— REQUIREMENT —
Convert the data, from its first line through the line containing "cell-gender: 男 xyxy=(441,363,571,445)", into a JSON list of strings with one string per line and no blank lines.

— MATERIAL FOR THIS TASK —
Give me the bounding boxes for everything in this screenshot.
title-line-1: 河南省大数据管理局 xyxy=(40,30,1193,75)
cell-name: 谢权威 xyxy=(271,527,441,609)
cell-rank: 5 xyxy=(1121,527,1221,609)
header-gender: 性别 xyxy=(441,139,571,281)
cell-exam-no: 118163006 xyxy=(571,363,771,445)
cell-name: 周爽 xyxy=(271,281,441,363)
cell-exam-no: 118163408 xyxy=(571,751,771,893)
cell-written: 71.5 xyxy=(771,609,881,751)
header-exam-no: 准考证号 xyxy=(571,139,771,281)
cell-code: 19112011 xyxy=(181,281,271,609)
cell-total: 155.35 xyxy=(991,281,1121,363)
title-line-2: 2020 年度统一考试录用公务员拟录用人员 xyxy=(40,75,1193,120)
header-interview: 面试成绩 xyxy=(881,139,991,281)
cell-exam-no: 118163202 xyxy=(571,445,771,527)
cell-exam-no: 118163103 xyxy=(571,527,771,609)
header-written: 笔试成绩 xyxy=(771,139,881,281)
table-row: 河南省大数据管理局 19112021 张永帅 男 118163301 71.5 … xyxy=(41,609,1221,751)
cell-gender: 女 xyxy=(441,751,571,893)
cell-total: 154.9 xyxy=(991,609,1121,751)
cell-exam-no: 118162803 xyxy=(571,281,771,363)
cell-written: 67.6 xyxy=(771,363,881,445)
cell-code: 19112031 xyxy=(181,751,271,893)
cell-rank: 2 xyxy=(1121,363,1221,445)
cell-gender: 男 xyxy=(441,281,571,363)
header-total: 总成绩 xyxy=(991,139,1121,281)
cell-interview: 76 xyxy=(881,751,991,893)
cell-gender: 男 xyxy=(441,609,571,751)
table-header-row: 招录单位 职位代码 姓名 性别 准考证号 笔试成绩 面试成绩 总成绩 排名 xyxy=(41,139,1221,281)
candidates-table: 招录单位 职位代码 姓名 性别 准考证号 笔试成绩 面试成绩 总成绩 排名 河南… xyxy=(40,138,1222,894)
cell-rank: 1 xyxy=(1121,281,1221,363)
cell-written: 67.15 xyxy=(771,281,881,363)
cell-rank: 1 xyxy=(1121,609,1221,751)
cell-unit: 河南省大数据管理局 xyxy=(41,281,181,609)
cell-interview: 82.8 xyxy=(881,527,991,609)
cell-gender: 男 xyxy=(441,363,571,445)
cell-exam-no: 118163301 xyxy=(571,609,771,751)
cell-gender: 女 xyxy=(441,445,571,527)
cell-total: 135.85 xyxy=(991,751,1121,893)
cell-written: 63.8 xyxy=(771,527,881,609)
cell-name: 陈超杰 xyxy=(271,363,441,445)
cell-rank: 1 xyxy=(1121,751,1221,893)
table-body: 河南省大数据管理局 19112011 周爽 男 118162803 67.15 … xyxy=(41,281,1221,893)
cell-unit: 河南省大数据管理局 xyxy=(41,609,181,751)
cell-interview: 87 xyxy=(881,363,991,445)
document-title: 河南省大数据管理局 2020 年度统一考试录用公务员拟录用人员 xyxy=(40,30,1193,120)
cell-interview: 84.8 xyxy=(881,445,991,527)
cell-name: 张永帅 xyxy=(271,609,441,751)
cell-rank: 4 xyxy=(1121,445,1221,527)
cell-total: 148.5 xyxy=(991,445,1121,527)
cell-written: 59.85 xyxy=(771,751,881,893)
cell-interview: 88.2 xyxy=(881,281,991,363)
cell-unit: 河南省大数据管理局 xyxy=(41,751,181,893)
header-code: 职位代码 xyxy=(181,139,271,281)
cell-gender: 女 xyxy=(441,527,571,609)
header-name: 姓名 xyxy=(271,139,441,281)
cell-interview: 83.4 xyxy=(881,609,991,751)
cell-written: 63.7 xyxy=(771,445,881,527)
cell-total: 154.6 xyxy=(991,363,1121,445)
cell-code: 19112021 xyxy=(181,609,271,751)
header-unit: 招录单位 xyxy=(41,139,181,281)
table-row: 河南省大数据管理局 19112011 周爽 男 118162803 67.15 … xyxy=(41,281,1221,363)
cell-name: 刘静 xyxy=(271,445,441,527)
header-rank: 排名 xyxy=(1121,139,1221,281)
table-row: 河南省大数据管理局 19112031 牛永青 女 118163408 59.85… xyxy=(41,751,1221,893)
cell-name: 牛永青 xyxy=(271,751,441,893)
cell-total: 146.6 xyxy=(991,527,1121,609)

— TASK RESPONSE —
[
  "Give me the bounding boxes for everything in this screenshot.",
  "title-line-1: 河南省大数据管理局 xyxy=(40,30,1193,75)",
  "cell-name: 谢权威 xyxy=(271,527,441,609)",
  "cell-rank: 5 xyxy=(1121,527,1221,609)",
  "header-gender: 性别 xyxy=(441,139,571,281)",
  "cell-exam-no: 118163006 xyxy=(571,363,771,445)",
  "cell-name: 周爽 xyxy=(271,281,441,363)",
  "cell-exam-no: 118163408 xyxy=(571,751,771,893)",
  "cell-written: 71.5 xyxy=(771,609,881,751)",
  "header-exam-no: 准考证号 xyxy=(571,139,771,281)",
  "cell-code: 19112011 xyxy=(181,281,271,609)",
  "cell-total: 155.35 xyxy=(991,281,1121,363)",
  "title-line-2: 2020 年度统一考试录用公务员拟录用人员 xyxy=(40,75,1193,120)",
  "header-interview: 面试成绩 xyxy=(881,139,991,281)",
  "cell-exam-no: 118163202 xyxy=(571,445,771,527)",
  "cell-exam-no: 118163103 xyxy=(571,527,771,609)",
  "header-written: 笔试成绩 xyxy=(771,139,881,281)",
  "table-row: 河南省大数据管理局 19112021 张永帅 男 118163301 71.5 … xyxy=(41,609,1221,751)",
  "cell-gender: 女 xyxy=(441,751,571,893)",
  "cell-total: 154.9 xyxy=(991,609,1121,751)",
  "cell-exam-no: 118162803 xyxy=(571,281,771,363)",
  "cell-written: 67.6 xyxy=(771,363,881,445)",
  "cell-code: 19112031 xyxy=(181,751,271,893)",
  "cell-rank: 2 xyxy=(1121,363,1221,445)",
  "cell-gender: 男 xyxy=(441,281,571,363)",
  "header-total: 总成绩 xyxy=(991,139,1121,281)",
  "cell-interview: 76 xyxy=(881,751,991,893)",
  "cell-gender: 男 xyxy=(441,609,571,751)",
  "table-header-row: 招录单位 职位代码 姓名 性别 准考证号 笔试成绩 面试成绩 总成绩 排名 xyxy=(41,139,1221,281)",
  "candidates-table: 招录单位 职位代码 姓名 性别 准考证号 笔试成绩 面试成绩 总成绩 排名 河南… xyxy=(40,138,1222,894)",
  "cell-rank: 1 xyxy=(1121,281,1221,363)",
  "cell-written: 67.15 xyxy=(771,281,881,363)",
  "cell-rank: 1 xyxy=(1121,609,1221,751)",
  "cell-unit: 河南省大数据管理局 xyxy=(41,281,181,609)",
  "cell-interview: 82.8 xyxy=(881,527,991,609)",
  "cell-gender: 男 xyxy=(441,363,571,445)"
]